(Chart and figure data)
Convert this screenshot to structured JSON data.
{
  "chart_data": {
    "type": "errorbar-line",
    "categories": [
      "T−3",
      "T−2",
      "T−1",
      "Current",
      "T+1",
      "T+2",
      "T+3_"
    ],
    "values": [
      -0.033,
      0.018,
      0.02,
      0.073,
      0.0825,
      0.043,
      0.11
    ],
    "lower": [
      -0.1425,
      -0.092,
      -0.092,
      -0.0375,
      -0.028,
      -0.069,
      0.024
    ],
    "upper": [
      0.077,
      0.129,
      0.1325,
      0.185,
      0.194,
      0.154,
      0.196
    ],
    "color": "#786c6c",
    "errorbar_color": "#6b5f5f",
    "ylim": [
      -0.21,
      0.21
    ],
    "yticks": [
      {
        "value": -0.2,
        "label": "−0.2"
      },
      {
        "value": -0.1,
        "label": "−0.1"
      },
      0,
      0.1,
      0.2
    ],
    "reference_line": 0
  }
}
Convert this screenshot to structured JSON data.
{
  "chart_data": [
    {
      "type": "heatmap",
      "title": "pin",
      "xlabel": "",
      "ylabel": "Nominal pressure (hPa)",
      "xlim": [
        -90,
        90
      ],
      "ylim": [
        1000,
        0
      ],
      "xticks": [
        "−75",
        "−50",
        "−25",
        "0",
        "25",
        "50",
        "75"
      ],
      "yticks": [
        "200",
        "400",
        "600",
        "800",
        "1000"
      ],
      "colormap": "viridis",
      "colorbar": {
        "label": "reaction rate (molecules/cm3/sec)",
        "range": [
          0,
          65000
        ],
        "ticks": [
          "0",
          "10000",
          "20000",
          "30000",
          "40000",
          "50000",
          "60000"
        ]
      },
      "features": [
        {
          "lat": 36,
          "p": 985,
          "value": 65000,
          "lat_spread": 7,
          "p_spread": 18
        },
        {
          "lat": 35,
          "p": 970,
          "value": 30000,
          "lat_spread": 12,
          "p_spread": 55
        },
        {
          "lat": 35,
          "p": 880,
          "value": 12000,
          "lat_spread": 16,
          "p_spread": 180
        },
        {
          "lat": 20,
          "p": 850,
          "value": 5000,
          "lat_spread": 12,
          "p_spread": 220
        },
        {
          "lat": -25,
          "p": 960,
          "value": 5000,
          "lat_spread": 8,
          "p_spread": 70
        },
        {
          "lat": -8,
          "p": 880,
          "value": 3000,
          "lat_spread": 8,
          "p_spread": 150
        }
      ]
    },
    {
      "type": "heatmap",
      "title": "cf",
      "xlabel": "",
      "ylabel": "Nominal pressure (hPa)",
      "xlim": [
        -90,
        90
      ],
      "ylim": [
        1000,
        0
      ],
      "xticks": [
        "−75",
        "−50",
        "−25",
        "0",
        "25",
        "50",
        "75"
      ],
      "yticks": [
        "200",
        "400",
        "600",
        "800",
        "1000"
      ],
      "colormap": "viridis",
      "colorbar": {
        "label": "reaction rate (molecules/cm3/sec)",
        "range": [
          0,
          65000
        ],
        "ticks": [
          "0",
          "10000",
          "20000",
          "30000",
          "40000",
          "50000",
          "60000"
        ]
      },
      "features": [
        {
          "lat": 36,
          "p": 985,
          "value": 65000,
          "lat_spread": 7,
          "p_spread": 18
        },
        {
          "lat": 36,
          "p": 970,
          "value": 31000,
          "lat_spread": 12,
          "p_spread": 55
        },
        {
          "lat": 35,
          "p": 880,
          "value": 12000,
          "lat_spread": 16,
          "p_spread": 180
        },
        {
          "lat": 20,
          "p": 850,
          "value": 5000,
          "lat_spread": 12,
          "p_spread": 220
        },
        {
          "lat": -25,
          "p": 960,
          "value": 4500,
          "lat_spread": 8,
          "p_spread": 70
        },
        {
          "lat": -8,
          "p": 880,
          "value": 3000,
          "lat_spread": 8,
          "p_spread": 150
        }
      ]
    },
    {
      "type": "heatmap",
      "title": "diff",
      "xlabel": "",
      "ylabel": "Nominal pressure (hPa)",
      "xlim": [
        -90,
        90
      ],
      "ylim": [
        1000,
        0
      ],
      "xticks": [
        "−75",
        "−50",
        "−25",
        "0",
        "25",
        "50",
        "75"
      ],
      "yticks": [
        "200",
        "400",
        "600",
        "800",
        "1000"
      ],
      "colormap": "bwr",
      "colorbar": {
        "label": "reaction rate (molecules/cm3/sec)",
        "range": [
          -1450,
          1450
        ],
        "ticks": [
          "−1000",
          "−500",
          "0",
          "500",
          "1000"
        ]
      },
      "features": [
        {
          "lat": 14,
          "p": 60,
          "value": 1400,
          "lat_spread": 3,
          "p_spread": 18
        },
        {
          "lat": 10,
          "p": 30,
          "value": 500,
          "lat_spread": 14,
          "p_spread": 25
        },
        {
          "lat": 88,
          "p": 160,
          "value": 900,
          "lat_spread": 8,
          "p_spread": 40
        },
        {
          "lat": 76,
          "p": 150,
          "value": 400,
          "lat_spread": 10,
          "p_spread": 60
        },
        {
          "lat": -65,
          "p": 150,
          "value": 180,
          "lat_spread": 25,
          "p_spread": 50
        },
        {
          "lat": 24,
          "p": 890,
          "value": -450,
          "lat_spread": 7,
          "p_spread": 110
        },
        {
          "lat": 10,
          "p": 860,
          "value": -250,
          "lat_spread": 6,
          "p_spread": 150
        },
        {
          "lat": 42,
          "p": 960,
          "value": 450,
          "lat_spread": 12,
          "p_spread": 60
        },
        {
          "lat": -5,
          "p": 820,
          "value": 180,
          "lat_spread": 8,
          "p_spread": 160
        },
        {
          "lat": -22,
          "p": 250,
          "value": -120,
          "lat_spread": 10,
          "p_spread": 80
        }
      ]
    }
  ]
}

Stated problem:
All of the entries above need to be reproduced exactly.

Solution to this problem:
Convert this screenshot to structured JSON data.
{
  "chart_data": {
    "type": "errorbar-line",
    "categories": [
      "T−3",
      "T−2",
      "T−1",
      "Current",
      "T+1",
      "T+2",
      "T+3_"
    ],
    "values": [
      -0.033,
      0.018,
      0.02,
      0.073,
      0.0825,
      0.043,
      0.11
    ],
    "lower": [
      -0.1425,
      -0.092,
      -0.092,
      -0.0375,
      -0.028,
      -0.069,
      0.024
    ],
    "upper": [
      0.077,
      0.129,
      0.1325,
      0.185,
      0.194,
      0.154,
      0.196
    ],
    "color": "#786c6c",
    "errorbar_color": "#6b5f5f",
    "ylim": [
      -0.21,
      0.21
    ],
    "yticks": [
      {
        "value": -0.2,
        "label": "−0.2"
      },
      {
        "value": -0.1,
        "label": "−0.1"
      },
      0,
      0.1,
      0.2
    ],
    "reference_line": 0
  }
}
Convert this screenshot to structured JSON data.
{
  "chart_data": [
    {
      "type": "heatmap",
      "title": "pin",
      "xlabel": "",
      "ylabel": "Nominal pressure (hPa)",
      "xlim": [
        -90,
        90
      ],
      "ylim": [
        1000,
        0
      ],
      "xticks": [
        "−75",
        "−50",
        "−25",
        "0",
        "25",
        "50",
        "75"
      ],
      "yticks": [
        "200",
        "400",
        "600",
        "800",
        "1000"
      ],
      "colormap": "viridis",
      "colorbar": {
        "label": "reaction rate (molecules/cm3/sec)",
        "range": [
          0,
          65000
        ],
        "ticks": [
          "0",
          "10000",
          "20000",
          "30000",
          "40000",
          "50000",
          "60000"
        ]
      },
      "features": [
        {
          "lat": 36,
          "p": 985,
          "value": 65000,
          "lat_spread": 7,
          "p_spread": 18
        },
        {
          "lat": 35,
          "p": 970,
          "value": 30000,
          "lat_spread": 12,
          "p_spread": 55
        },
        {
          "lat": 35,
          "p": 880,
          "value": 12000,
          "lat_spread": 16,
          "p_spread": 180
        },
        {
          "lat": 20,
          "p": 850,
          "value": 5000,
          "lat_spread": 12,
          "p_spread": 220
        },
        {
          "lat": -25,
          "p": 960,
          "value": 5000,
          "lat_spread": 8,
          "p_spread": 70
        },
        {
          "lat": -8,
          "p": 880,
          "value": 3000,
          "lat_spread": 8,
          "p_spread": 150
        }
      ]
    },
    {
      "type": "heatmap",
      "title": "cf",
      "xlabel": "",
      "ylabel": "Nominal pressure (hPa)",
      "xlim": [
        -90,
        90
      ],
      "ylim": [
        1000,
        0
      ],
      "xticks": [
        "−75",
        "−50",
        "−25",
        "0",
        "25",
        "50",
        "75"
      ],
      "yticks": [
        "200",
        "400",
        "600",
        "800",
        "1000"
      ],
      "colormap": "viridis",
      "colorbar": {
        "label": "reaction rate (molecules/cm3/sec)",
        "range": [
          0,
          65000
        ],
        "ticks": [
          "0",
          "10000",
          "20000",
          "30000",
          "40000",
          "50000",
          "60000"
        ]
      },
      "features": [
        {
          "lat": 36,
          "p": 985,
          "value": 65000,
          "lat_spread": 7,
          "p_spread": 18
        },
        {
          "lat": 36,
          "p": 970,
          "value": 31000,
          "lat_spread": 12,
          "p_spread": 55
        },
        {
          "lat": 35,
          "p": 880,
          "value": 12000,
          "lat_spread": 16,
          "p_spread": 180
        },
        {
          "lat": 20,
          "p": 850,
          "value": 5000,
          "lat_spread": 12,
          "p_spread": 220
        },
        {
          "lat": -25,
          "p": 960,
          "value": 4500,
          "lat_spread": 8,
          "p_spread": 70
        },
        {
          "lat": -8,
          "p": 880,
          "value": 3000,
          "lat_spread": 8,
          "p_spread": 150
        }
      ]
    },
    {
      "type": "heatmap",
      "title": "diff",
      "xlabel": "",
      "ylabel": "Nominal pressure (hPa)",
      "xlim": [
        -90,
        90
      ],
      "ylim": [
        1000,
        0
      ],
      "xticks": [
        "−75",
        "−50",
        "−25",
        "0",
        "25",
        "50",
        "75"
      ],
      "yticks": [
        "200",
        "400",
        "600",
        "800",
        "1000"
      ],
      "colormap": "bwr",
      "colorbar": {
        "label": "reaction rate (molecules/cm3/sec)",
        "range": [
          -1450,
          1450
        ],
        "ticks": [
          "−1000",
          "−500",
          "0",
          "500",
          "1000"
        ]
      },
      "features": [
        {
          "lat": 14,
          "p": 60,
          "value": 1400,
          "lat_spread": 3,
          "p_spread": 18
        },
        {
          "lat": 10,
          "p": 30,
          "value": 500,
          "lat_spread": 14,
          "p_spread": 25
        },
        {
          "lat": 88,
          "p": 160,
          "value": 900,
          "lat_spread": 8,
          "p_spread": 40
        },
        {
          "lat": 76,
          "p": 150,
          "value": 400,
          "lat_spread": 10,
          "p_spread": 60
        },
        {
          "lat": -65,
          "p": 150,
          "value": 180,
          "lat_spread": 25,
          "p_spread": 50
        },
        {
          "lat": 24,
          "p": 890,
          "value": -450,
          "lat_spread": 7,
          "p_spread": 110
        },
        {
          "lat": 10,
          "p": 860,
          "value": -250,
          "lat_spread": 6,
          "p_spread": 150
        },
        {
          "lat": 42,
          "p": 960,
          "value": 450,
          "lat_spread": 12,
          "p_spread": 60
        },
        {
          "lat": -5,
          "p": 820,
          "value": 180,
          "lat_spread": 8,
          "p_spread": 160
        },
        {
          "lat": -22,
          "p": 250,
          "value": -120,
          "lat_spread": 10,
          "p_spread": 80
        }
      ]
    }
  ]
}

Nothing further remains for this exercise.